Transcribe every line, keeping it exact.
━━━ Exercise materials ━━━
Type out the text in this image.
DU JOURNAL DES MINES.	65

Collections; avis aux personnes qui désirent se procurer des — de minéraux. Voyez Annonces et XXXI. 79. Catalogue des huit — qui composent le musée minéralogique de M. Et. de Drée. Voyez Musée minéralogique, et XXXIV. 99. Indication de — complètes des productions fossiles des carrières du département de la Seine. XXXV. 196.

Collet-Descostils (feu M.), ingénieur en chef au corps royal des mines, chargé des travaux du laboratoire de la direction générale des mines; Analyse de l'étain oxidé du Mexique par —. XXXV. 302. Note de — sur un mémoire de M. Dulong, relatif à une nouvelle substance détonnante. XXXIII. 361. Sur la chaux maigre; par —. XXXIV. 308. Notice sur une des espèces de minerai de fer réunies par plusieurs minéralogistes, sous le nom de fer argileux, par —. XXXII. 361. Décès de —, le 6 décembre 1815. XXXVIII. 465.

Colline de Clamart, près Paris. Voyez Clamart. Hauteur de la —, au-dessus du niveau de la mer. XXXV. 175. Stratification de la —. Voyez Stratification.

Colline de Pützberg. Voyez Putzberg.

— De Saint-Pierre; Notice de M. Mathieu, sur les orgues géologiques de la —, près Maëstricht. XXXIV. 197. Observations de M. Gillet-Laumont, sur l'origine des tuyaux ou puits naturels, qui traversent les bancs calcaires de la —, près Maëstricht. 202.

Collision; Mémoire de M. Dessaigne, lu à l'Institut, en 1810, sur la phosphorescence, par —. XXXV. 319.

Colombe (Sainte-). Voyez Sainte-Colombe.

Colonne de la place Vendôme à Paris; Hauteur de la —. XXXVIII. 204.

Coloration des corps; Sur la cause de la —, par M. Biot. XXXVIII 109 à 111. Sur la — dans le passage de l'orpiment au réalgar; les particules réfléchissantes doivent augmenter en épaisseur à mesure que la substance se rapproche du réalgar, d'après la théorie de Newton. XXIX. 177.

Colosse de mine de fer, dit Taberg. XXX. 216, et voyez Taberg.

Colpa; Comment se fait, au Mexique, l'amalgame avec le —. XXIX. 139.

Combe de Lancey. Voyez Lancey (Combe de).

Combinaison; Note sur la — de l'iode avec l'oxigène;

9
━━━
* Solution to this task *
Type out the text in this image.
DU JOURNAL DES MINES.	65

Collections; avis aux personnes qui désirent se procurer des — de minéraux. Voyez Annonces et XXXI. 79. Catalogue des huit — qui composent le musée minéralogique de M. Et. de Drée. Voyez Musée minéralogique, et XXXIV. 99. Indication de — complètes des productions fossiles des carrières du département de la Seine. XXXV. 196.

Collet-Descostils (feu M.), ingénieur en chef au corps royal des mines, chargé des travaux du laboratoire de la direction générale des mines; Analyse de l'étain oxidé du Mexique par —. XXXV. 302. Note de — sur un mémoire de M. Dulong, relatif à une nouvelle substance détonnante. XXXIII. 361. Sur la chaux maigre; par —. XXXIV. 308. Notice sur une des espèces de minerai de fer réunies par plusieurs minéralogistes, sous le nom de fer argileux, par —. XXXII. 361. Décès de —, le 6 décembre 1815. XXXVIII. 465.

Colline de Clamart, près Paris. Voyez Clamart. Hauteur de la —, au-dessus du niveau de la mer. XXXV. 175. Stratification de la —. Voyez Stratification.

Colline de Pützberg. Voyez Putzberg.

— De Saint-Pierre; Notice de M. Mathieu, sur les orgues géologiques de la —, près Maëstricht. XXXIV. 197. Observations de M. Gillet-Laumont, sur l'origine des tuyaux ou puits naturels, qui traversent les bancs calcaires de la —, près Maëstricht. 202.

Collision; Mémoire de M. Dessaigne, lu à l'Institut, en 1810, sur la phosphorescence, par —. XXXV. 319.

Colombe (Sainte-). Voyez Sainte-Colombe.

Colonne de la place Vendôme à Paris; Hauteur de la —. XXXVIII. 204.

Coloration des corps; Sur la cause de la —, par M. Biot. XXXVIII 109 à 111. Sur la — dans le passage de l'orpiment au réalgar; les particules réfléchissantes doivent augmenter en épaisseur à mesure que la substance se rapproche du réalgar, d'après la théorie de Newton. XXIX. 177.

Colosse de mine de fer, dit Taberg. XXX. 216, et voyez Taberg.

Colpa; Comment se fait, au Mexique, l'amalgame avec le —. XXIX. 139.

Combe de Lancey. Voyez Lancey (Combe de).

Combinaison; Note sur la — de l'iode avec l'oxigène;

9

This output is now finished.